- _Fragmento del texto_
Venimos señalando la preocupación por la deriva totalitaria del país. Un proceso lento, incremental, progresivo, casi imperceptible; jamás una súbita y traumática interrupción del curso democrático–como se dijo. Postulamos que la crisis presente, suma de pandemia incontrolada y quiebra del aparato productivo, es caldo de cultivo para el radicalismo social y la descomposición política. Un flujo molecular, peligroso y sutil, capaz de disolver la República sin advertirlo a tiempo.
En ese sentido, aunque la atención apunta a otro lado, debe inquietarnos el dicho reiterado del Ministro de Defensa, que el estado de emergencia y el toque de queda se extenderán: “hasta fin de año o se descubra la vacuna”. Regularizar la excepcionalidad constitucional en un régimen cotidiano será siempre una postura anti-democrática repudiable. Desconoce garantías constitucionales básicas. La “nueva normalidad” que propone el Gobierno resulta inaceptable y tiene que ser denunciada al mundo.

- _Datos sin procesar_

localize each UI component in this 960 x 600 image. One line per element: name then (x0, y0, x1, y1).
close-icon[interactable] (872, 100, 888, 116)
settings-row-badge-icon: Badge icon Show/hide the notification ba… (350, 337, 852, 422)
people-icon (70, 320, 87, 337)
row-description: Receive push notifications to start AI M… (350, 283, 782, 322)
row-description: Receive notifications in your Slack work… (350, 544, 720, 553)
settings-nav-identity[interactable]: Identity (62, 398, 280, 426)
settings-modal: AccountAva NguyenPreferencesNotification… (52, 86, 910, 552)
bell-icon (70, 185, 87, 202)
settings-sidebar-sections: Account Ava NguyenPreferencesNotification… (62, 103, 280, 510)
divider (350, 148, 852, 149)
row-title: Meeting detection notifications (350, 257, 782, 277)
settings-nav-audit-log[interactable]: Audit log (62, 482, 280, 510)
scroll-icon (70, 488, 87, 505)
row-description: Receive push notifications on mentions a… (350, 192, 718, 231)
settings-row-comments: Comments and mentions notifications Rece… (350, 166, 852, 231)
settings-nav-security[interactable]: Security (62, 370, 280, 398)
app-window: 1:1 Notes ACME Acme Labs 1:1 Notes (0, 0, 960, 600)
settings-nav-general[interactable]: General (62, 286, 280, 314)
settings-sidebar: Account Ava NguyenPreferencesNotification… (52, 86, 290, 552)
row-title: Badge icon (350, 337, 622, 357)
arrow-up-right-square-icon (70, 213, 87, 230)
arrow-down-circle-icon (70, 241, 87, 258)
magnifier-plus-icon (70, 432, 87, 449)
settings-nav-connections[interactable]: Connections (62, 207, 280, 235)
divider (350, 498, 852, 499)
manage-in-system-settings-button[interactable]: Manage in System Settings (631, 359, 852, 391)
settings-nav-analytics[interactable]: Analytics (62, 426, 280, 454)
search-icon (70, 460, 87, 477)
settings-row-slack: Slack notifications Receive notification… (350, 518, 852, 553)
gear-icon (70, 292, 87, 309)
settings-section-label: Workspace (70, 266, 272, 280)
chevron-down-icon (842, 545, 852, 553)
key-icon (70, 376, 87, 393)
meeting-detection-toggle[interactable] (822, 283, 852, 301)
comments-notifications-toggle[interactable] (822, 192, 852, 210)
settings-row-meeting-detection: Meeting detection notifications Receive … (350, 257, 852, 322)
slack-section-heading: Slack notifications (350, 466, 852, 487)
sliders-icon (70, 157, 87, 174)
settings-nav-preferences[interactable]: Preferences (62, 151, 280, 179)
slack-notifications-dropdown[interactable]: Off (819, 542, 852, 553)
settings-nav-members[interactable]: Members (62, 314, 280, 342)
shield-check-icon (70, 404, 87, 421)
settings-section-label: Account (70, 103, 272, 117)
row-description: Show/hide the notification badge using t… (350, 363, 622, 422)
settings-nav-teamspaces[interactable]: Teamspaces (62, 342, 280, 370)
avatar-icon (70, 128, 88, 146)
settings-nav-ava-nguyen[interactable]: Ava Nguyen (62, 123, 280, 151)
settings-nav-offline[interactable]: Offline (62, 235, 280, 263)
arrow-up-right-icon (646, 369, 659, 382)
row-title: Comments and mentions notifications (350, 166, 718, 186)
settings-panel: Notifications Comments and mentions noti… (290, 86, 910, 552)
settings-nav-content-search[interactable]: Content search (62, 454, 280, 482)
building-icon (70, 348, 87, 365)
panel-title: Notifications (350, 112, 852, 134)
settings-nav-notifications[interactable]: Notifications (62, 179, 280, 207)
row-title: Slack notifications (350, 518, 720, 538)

- _Requisitos de la tarea_
Transcriba, sin alteración alguna, el pasaje del texto sobre la deriva totalitaria del país que va desde "En ese sentido, aunque" hasta "denunciada al mundo.", ambos incluidos.

- _Problema resuelto_
En ese sentido, aunque la atención apunta a otro lado, debe inquietarnos el dicho reiterado del Ministro de Defensa, que el estado de emergencia y el toque de queda se extenderán: “hasta fin de año o se descubra la vacuna”. Regularizar la excepcionalidad constitucional en un régimen cotidiano será siempre una postura anti-democrática repudiable. Desconoce garantías constitucionales básicas. La “nueva normalidad” que propone el Gobierno resulta inaceptable y tiene que ser denunciada al mundo.